## WAS BENÖTIGT WIRD:
Schreiben Sie den Abschnitt vom Anfang der Datensätze bis einschließlich der Zeile mit „data-point (386, 250, 394, 258)“ Wort für Wort ab.

───── AUSZUG DER DATENSÄTZE ─────

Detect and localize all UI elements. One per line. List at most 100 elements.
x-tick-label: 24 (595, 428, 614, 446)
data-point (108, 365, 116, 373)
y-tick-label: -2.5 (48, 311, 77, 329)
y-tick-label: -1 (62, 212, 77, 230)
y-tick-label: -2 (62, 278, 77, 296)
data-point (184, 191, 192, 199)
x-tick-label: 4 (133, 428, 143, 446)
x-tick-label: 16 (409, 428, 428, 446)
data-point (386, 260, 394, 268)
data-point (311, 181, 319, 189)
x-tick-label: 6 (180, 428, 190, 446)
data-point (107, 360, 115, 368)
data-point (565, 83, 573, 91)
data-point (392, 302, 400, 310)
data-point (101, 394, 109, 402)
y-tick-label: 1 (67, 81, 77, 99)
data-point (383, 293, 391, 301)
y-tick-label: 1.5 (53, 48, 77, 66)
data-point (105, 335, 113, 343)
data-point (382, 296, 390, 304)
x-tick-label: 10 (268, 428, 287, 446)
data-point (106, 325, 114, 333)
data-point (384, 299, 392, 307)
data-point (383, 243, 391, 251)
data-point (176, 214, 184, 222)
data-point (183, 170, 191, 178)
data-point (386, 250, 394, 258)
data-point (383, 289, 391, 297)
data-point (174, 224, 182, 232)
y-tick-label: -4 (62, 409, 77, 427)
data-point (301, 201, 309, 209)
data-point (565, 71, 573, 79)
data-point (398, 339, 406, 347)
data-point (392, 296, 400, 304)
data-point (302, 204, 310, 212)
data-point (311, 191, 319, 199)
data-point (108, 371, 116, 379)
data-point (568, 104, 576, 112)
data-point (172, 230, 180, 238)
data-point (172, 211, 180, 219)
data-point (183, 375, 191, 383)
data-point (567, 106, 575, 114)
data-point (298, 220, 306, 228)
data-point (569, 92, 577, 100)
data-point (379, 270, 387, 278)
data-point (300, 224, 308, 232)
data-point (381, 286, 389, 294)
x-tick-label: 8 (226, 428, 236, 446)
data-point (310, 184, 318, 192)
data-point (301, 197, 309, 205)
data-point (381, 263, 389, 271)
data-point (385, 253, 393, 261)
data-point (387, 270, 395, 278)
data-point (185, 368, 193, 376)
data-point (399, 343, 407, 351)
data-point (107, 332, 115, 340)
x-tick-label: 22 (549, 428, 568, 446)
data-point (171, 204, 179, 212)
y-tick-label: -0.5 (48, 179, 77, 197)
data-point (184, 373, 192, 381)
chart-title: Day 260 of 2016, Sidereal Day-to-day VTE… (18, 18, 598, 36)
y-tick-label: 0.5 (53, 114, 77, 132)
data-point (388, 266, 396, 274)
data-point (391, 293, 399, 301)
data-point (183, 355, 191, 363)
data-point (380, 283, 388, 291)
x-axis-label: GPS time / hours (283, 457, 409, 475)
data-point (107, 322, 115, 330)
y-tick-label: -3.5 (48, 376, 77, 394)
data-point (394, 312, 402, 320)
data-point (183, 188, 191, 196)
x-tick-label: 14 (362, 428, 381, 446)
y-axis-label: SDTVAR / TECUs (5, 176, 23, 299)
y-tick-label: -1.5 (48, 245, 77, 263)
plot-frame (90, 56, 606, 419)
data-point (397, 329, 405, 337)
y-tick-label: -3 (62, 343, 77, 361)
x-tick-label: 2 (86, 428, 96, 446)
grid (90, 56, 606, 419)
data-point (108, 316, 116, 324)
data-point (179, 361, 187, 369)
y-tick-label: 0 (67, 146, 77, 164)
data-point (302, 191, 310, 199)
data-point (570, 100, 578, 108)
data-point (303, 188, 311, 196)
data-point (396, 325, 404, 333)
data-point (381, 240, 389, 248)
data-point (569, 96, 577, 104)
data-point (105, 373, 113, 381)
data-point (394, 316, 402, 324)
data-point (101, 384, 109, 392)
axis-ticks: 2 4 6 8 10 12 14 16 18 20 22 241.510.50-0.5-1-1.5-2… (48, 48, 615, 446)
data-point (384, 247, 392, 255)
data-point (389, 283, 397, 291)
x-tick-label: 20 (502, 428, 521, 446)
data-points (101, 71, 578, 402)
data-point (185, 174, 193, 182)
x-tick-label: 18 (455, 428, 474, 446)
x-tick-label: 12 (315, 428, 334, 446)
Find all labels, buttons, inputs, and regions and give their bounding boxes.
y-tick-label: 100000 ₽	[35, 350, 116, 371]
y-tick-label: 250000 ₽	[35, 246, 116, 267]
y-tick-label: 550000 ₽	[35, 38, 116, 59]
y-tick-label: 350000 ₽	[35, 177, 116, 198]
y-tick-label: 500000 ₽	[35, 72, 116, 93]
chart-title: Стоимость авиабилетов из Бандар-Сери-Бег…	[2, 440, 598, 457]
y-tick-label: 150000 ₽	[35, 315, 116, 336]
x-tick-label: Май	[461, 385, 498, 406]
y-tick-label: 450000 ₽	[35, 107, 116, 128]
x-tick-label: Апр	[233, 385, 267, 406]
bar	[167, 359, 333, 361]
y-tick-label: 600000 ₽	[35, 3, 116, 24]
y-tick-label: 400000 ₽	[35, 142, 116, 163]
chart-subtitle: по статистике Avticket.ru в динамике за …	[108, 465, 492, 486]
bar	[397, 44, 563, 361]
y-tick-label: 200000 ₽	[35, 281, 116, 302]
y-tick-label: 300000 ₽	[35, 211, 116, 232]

─────

## SCHRIFTLICHE ANTWORT:
Detect and localize all UI elements. One per line. List at most 100 elements.
x-tick-label: 24 (595, 428, 614, 446)
data-point (108, 365, 116, 373)
y-tick-label: -2.5 (48, 311, 77, 329)
y-tick-label: -1 (62, 212, 77, 230)
y-tick-label: -2 (62, 278, 77, 296)
data-point (184, 191, 192, 199)
x-tick-label: 4 (133, 428, 143, 446)
x-tick-label: 16 (409, 428, 428, 446)
data-point (386, 260, 394, 268)
data-point (311, 181, 319, 189)
x-tick-label: 6 (180, 428, 190, 446)
data-point (107, 360, 115, 368)
data-point (565, 83, 573, 91)
data-point (392, 302, 400, 310)
data-point (101, 394, 109, 402)
y-tick-label: 1 (67, 81, 77, 99)
data-point (383, 293, 391, 301)
y-tick-label: 1.5 (53, 48, 77, 66)
data-point (105, 335, 113, 343)
data-point (382, 296, 390, 304)
x-tick-label: 10 (268, 428, 287, 446)
data-point (106, 325, 114, 333)
data-point (384, 299, 392, 307)
data-point (383, 243, 391, 251)
data-point (176, 214, 184, 222)
data-point (183, 170, 191, 178)
data-point (386, 250, 394, 258)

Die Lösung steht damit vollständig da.